Without the pictures, give the entries below again exactly as written.

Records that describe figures
-- -- --

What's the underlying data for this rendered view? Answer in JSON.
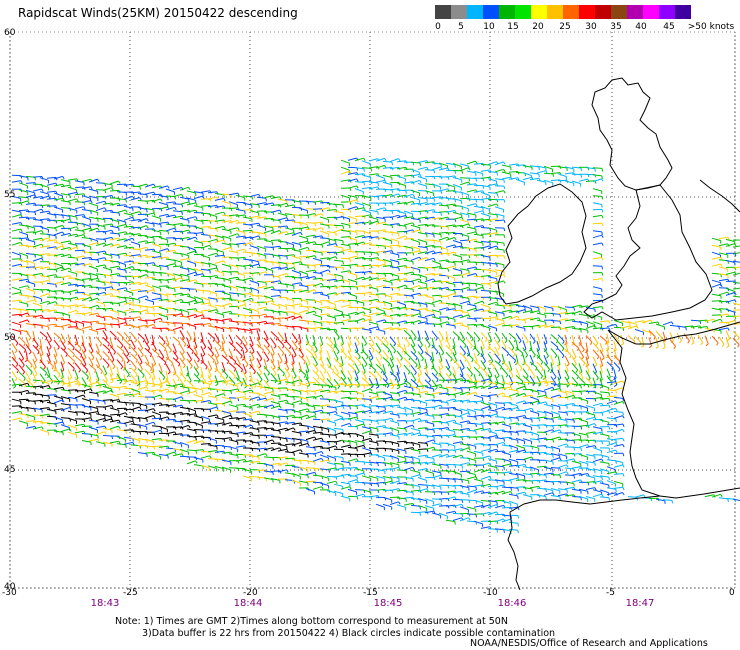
{
  "title": "Rapidscat Winds(25KM) 20150422 descending",
  "color_scale": {
    "labels": [
      "0",
      "5",
      "10",
      "15",
      "20",
      "25",
      "30",
      "35",
      "40",
      "45",
      ">50 knots"
    ],
    "colors": [
      "#444444",
      "#8c8c8c",
      "#00b4ff",
      "#0050ff",
      "#00b400",
      "#00e400",
      "#ffff00",
      "#ffc000",
      "#ff6400",
      "#ff0000",
      "#c00000",
      "#8b4513",
      "#b000b0",
      "#ff00ff",
      "#9000ff",
      "#4000a0"
    ]
  },
  "map": {
    "lat_labels": [
      "60",
      "55",
      "50",
      "45",
      "40"
    ],
    "lon_labels": [
      "-30",
      "-25",
      "-20",
      "-15",
      "-10",
      "-5",
      "0"
    ],
    "time_labels": [
      "18:43",
      "18:44",
      "18:45",
      "18:46",
      "18:47"
    ]
  },
  "notes": [
    "Note: 1) Times are GMT 2)Times along bottom correspond to measurement at 50N",
    "3)Data buffer is 22 hrs from 20150422 4) Black circles indicate possible contamination"
  ],
  "credit": "NOAA/NESDIS/Office of Research and Applications"
}
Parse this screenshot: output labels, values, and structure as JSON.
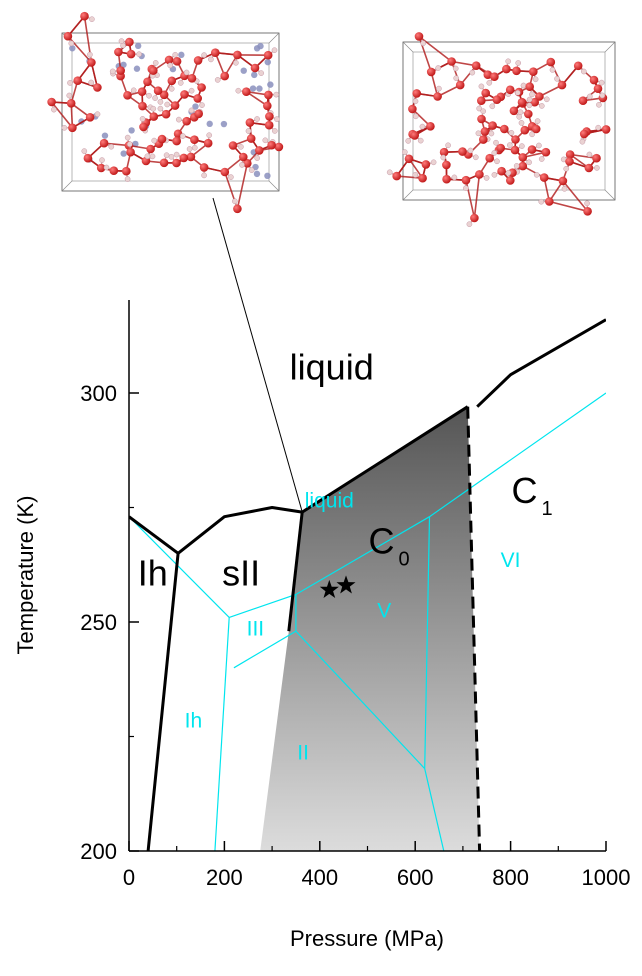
{
  "chart_data": {
    "type": "phase-diagram",
    "xlabel": "Pressure (MPa)",
    "ylabel": "Temperature (K)",
    "xlim": [
      0,
      1000
    ],
    "ylim": [
      200,
      320
    ],
    "x_ticks": [
      "0",
      "200",
      "400",
      "600",
      "800",
      "1000"
    ],
    "y_ticks": [
      "200",
      "250",
      "300"
    ],
    "y_tick_values": [
      200,
      250,
      300
    ],
    "x_tick_values": [
      0,
      200,
      400,
      600,
      800,
      1000
    ],
    "colors": {
      "boundary": "#000000",
      "water_phase": "#00e5ee",
      "shade_dark": "#555555",
      "shade_light": "#dcdcdc"
    },
    "black_boundaries": [
      {
        "id": "ih-sii",
        "style": "solid",
        "points": [
          [
            40,
            200
          ],
          [
            103,
            265
          ]
        ]
      },
      {
        "id": "ih-liquid",
        "style": "solid",
        "points": [
          [
            0,
            273
          ],
          [
            103,
            265
          ]
        ]
      },
      {
        "id": "sii-liquid",
        "style": "solid",
        "points": [
          [
            103,
            265
          ],
          [
            200,
            273
          ],
          [
            300,
            275
          ],
          [
            363,
            274
          ]
        ]
      },
      {
        "id": "sii-c0",
        "style": "solid",
        "points": [
          [
            335,
            248
          ],
          [
            363,
            274
          ]
        ]
      },
      {
        "id": "c0-liquid",
        "style": "solid",
        "points": [
          [
            363,
            274
          ],
          [
            710,
            297
          ]
        ]
      },
      {
        "id": "c0-c1",
        "style": "dashed",
        "points": [
          [
            710,
            297
          ],
          [
            735,
            200
          ]
        ]
      },
      {
        "id": "c1-liquid",
        "style": "solid",
        "points": [
          [
            730,
            297
          ],
          [
            800,
            304
          ],
          [
            1000,
            316
          ]
        ]
      }
    ],
    "water_boundaries": [
      {
        "id": "ice-melting",
        "points": [
          [
            0,
            273
          ],
          [
            210,
            251
          ],
          [
            350,
            256
          ],
          [
            630,
            273
          ],
          [
            1000,
            300
          ]
        ]
      },
      {
        "id": "ih-iii",
        "points": [
          [
            180,
            200
          ],
          [
            210,
            251
          ]
        ]
      },
      {
        "id": "iii-ii",
        "points": [
          [
            220,
            240
          ],
          [
            350,
            248
          ],
          [
            350,
            256
          ]
        ]
      },
      {
        "id": "ii-v",
        "points": [
          [
            350,
            248
          ],
          [
            620,
            218
          ]
        ]
      },
      {
        "id": "v-vi",
        "points": [
          [
            620,
            218
          ],
          [
            630,
            273
          ]
        ]
      },
      {
        "id": "ii-vi",
        "points": [
          [
            620,
            218
          ],
          [
            660,
            200
          ]
        ]
      }
    ],
    "shaded_region": {
      "id": "c0-stability",
      "points": [
        [
          275,
          200
        ],
        [
          335,
          248
        ],
        [
          363,
          274
        ],
        [
          710,
          297
        ],
        [
          735,
          200
        ]
      ]
    },
    "stars": [
      [
        420,
        257
      ],
      [
        455,
        258
      ]
    ],
    "phase_labels": [
      {
        "text": "liquid",
        "x": 425,
        "y": 303,
        "color": "black"
      },
      {
        "text": "liquid",
        "x": 420,
        "y": 275,
        "color": "water"
      },
      {
        "text": "Ih",
        "x": 50,
        "y": 258,
        "color": "black"
      },
      {
        "text": "sII",
        "x": 235,
        "y": 258,
        "color": "black"
      },
      {
        "text": "C",
        "x": 545,
        "y": 265,
        "color": "black",
        "subscript": "0"
      },
      {
        "text": "C",
        "x": 845,
        "y": 276,
        "color": "black",
        "subscript": "1"
      },
      {
        "text": "VI",
        "x": 800,
        "y": 262,
        "color": "water"
      },
      {
        "text": "V",
        "x": 535,
        "y": 251,
        "color": "water"
      },
      {
        "text": "III",
        "x": 265,
        "y": 247,
        "color": "water"
      },
      {
        "text": "Ih",
        "x": 135,
        "y": 227,
        "color": "water"
      },
      {
        "text": "II",
        "x": 365,
        "y": 220,
        "color": "water"
      }
    ]
  },
  "insets": [
    {
      "name": "left-structure-inset",
      "has_guest_atoms": true
    },
    {
      "name": "right-structure-inset",
      "has_guest_atoms": false
    }
  ],
  "atom_colors": {
    "oxygen": "#c11a1a",
    "oxygen_highlight": "#ff7b7b",
    "hydrogen": "#ead2d2",
    "guest": "#8a8fbd"
  }
}
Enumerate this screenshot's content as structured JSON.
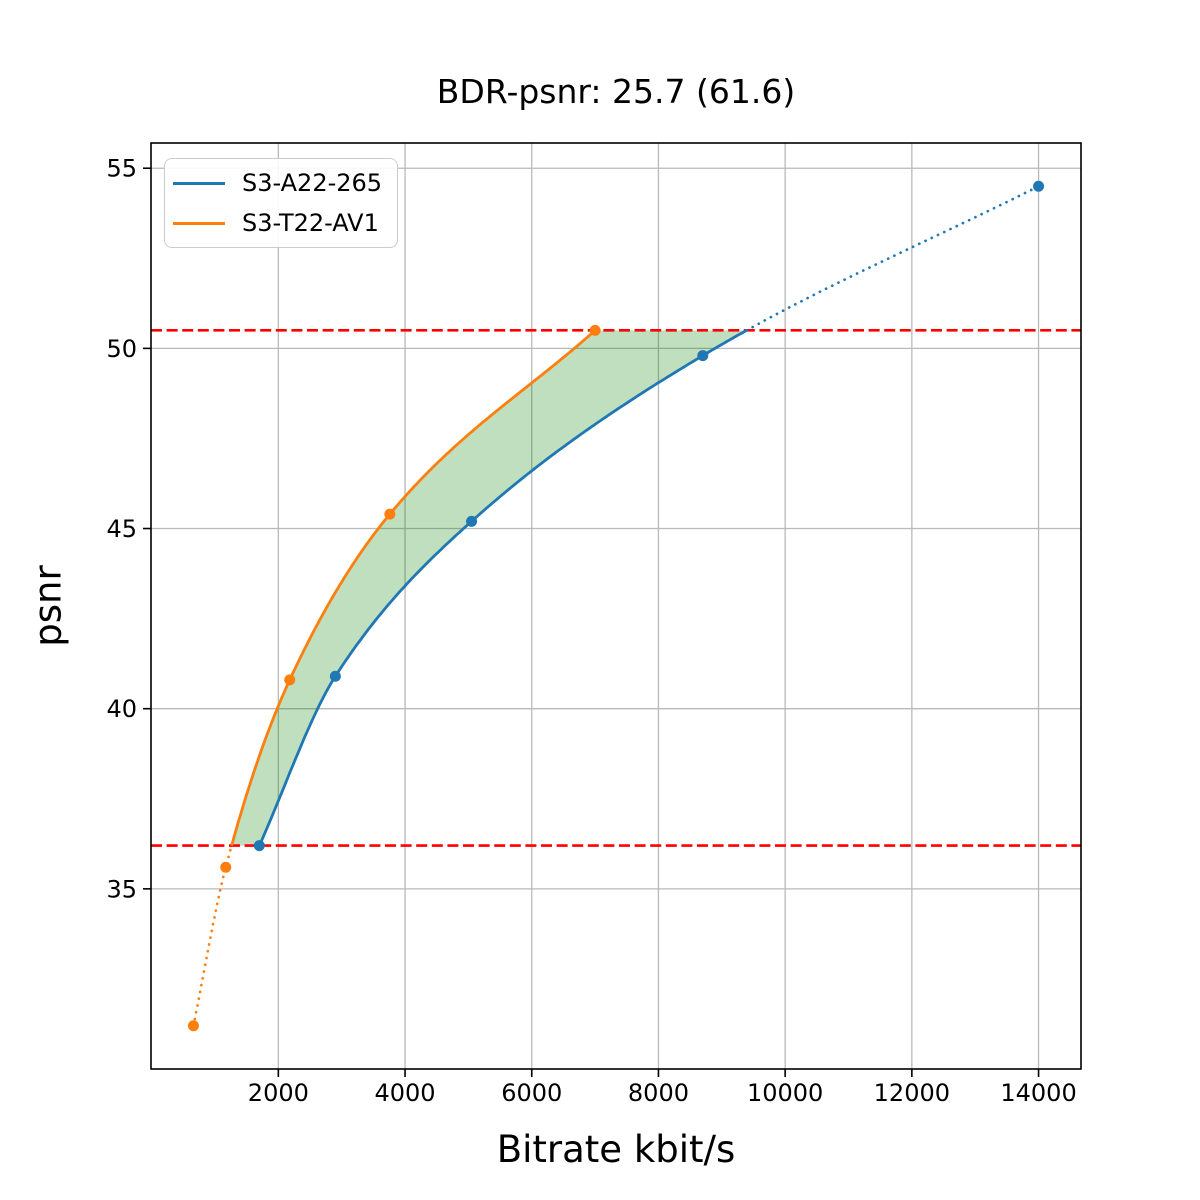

-- -- --

- _Exercise solution_
What's the underlying data for this rendered view? Answer in JSON.
{
  "title": "Rapidscat Winds(25KM) 20150422 descending",
  "color_scale": {
    "labels": [
      "0",
      "5",
      "10",
      "15",
      "20",
      "25",
      "30",
      "35",
      "40",
      "45",
      ">50 knots"
    ],
    "colors": [
      "#444444",
      "#8c8c8c",
      "#00b4ff",
      "#0050ff",
      "#00b400",
      "#00e400",
      "#ffff00",
      "#ffc000",
      "#ff6400",
      "#ff0000",
      "#c00000",
      "#8b4513",
      "#b000b0",
      "#ff00ff",
      "#9000ff",
      "#4000a0"
    ]
  },
  "map": {
    "lat_labels": [
      "60",
      "55",
      "50",
      "45",
      "40"
    ],
    "lon_labels": [
      "-30",
      "-25",
      "-20",
      "-15",
      "-10",
      "-5",
      "0"
    ],
    "time_labels": [
      "18:43",
      "18:44",
      "18:45",
      "18:46",
      "18:47"
    ]
  },
  "notes": [
    "Note: 1) Times are GMT 2)Times along bottom correspond to measurement at 50N",
    "3)Data buffer is 22 hrs from 20150422 4) Black circles indicate possible contamination"
  ],
  "credit": "NOAA/NESDIS/Office of Research and Applications"
}
Parse this screenshot: output labels, values, and structure as JSON.
{
  "chart_data": {
    "type": "phase-diagram",
    "xlabel": "Pressure (MPa)",
    "ylabel": "Temperature (K)",
    "xlim": [
      0,
      1000
    ],
    "ylim": [
      200,
      320
    ],
    "x_ticks": [
      "0",
      "200",
      "400",
      "600",
      "800",
      "1000"
    ],
    "y_ticks": [
      "200",
      "250",
      "300"
    ],
    "y_tick_values": [
      200,
      250,
      300
    ],
    "x_tick_values": [
      0,
      200,
      400,
      600,
      800,
      1000
    ],
    "colors": {
      "boundary": "#000000",
      "water_phase": "#00e5ee",
      "shade_dark": "#555555",
      "shade_light": "#dcdcdc"
    },
    "black_boundaries": [
      {
        "id": "ih-sii",
        "style": "solid",
        "points": [
          [
            40,
            200
          ],
          [
            103,
            265
          ]
        ]
      },
      {
        "id": "ih-liquid",
        "style": "solid",
        "points": [
          [
            0,
            273
          ],
          [
            103,
            265
          ]
        ]
      },
      {
        "id": "sii-liquid",
        "style": "solid",
        "points": [
          [
            103,
            265
          ],
          [
            200,
            273
          ],
          [
            300,
            275
          ],
          [
            363,
            274
          ]
        ]
      },
      {
        "id": "sii-c0",
        "style": "solid",
        "points": [
          [
            335,
            248
          ],
          [
            363,
            274
          ]
        ]
      },
      {
        "id": "c0-liquid",
        "style": "solid",
        "points": [
          [
            363,
            274
          ],
          [
            710,
            297
          ]
        ]
      },
      {
        "id": "c0-c1",
        "style": "dashed",
        "points": [
          [
            710,
            297
          ],
          [
            735,
            200
          ]
        ]
      },
      {
        "id": "c1-liquid",
        "style": "solid",
        "points": [
          [
            730,
            297
          ],
          [
            800,
            304
          ],
          [
            1000,
            316
          ]
        ]
      }
    ],
    "water_boundaries": [
      {
        "id": "ice-melting",
        "points": [
          [
            0,
            273
          ],
          [
            210,
            251
          ],
          [
            350,
            256
          ],
          [
            630,
            273
          ],
          [
            1000,
            300
          ]
        ]
      },
      {
        "id": "ih-iii",
        "points": [
          [
            180,
            200
          ],
          [
            210,
            251
          ]
        ]
      },
      {
        "id": "iii-ii",
        "points": [
          [
            220,
            240
          ],
          [
            350,
            248
          ],
          [
            350,
            256
          ]
        ]
      },
      {
        "id": "ii-v",
        "points": [
          [
            350,
            248
          ],
          [
            620,
            218
          ]
        ]
      },
      {
        "id": "v-vi",
        "points": [
          [
            620,
            218
          ],
          [
            630,
            273
          ]
        ]
      },
      {
        "id": "ii-vi",
        "points": [
          [
            620,
            218
          ],
          [
            660,
            200
          ]
        ]
      }
    ],
    "shaded_region": {
      "id": "c0-stability",
      "points": [
        [
          275,
          200
        ],
        [
          335,
          248
        ],
        [
          363,
          274
        ],
        [
          710,
          297
        ],
        [
          735,
          200
        ]
      ]
    },
    "stars": [
      [
        420,
        257
      ],
      [
        455,
        258
      ]
    ],
    "phase_labels": [
      {
        "text": "liquid",
        "x": 425,
        "y": 303,
        "color": "black"
      },
      {
        "text": "liquid",
        "x": 420,
        "y": 275,
        "color": "water"
      },
      {
        "text": "Ih",
        "x": 50,
        "y": 258,
        "color": "black"
      },
      {
        "text": "sII",
        "x": 235,
        "y": 258,
        "color": "black"
      },
      {
        "text": "C",
        "x": 545,
        "y": 265,
        "color": "black",
        "subscript": "0"
      },
      {
        "text": "C",
        "x": 845,
        "y": 276,
        "color": "black",
        "subscript": "1"
      },
      {
        "text": "VI",
        "x": 800,
        "y": 262,
        "color": "water"
      },
      {
        "text": "V",
        "x": 535,
        "y": 251,
        "color": "water"
      },
      {
        "text": "III",
        "x": 265,
        "y": 247,
        "color": "water"
      },
      {
        "text": "Ih",
        "x": 135,
        "y": 227,
        "color": "water"
      },
      {
        "text": "II",
        "x": 365,
        "y": 220,
        "color": "water"
      }
    ]
  },
  "insets": [
    {
      "name": "left-structure-inset",
      "has_guest_atoms": true
    },
    {
      "name": "right-structure-inset",
      "has_guest_atoms": false
    }
  ],
  "atom_colors": {
    "oxygen": "#c11a1a",
    "oxygen_highlight": "#ff7b7b",
    "hydrogen": "#ead2d2",
    "guest": "#8a8fbd"
  }
}
Enumerate this screenshot's content as structured JSON.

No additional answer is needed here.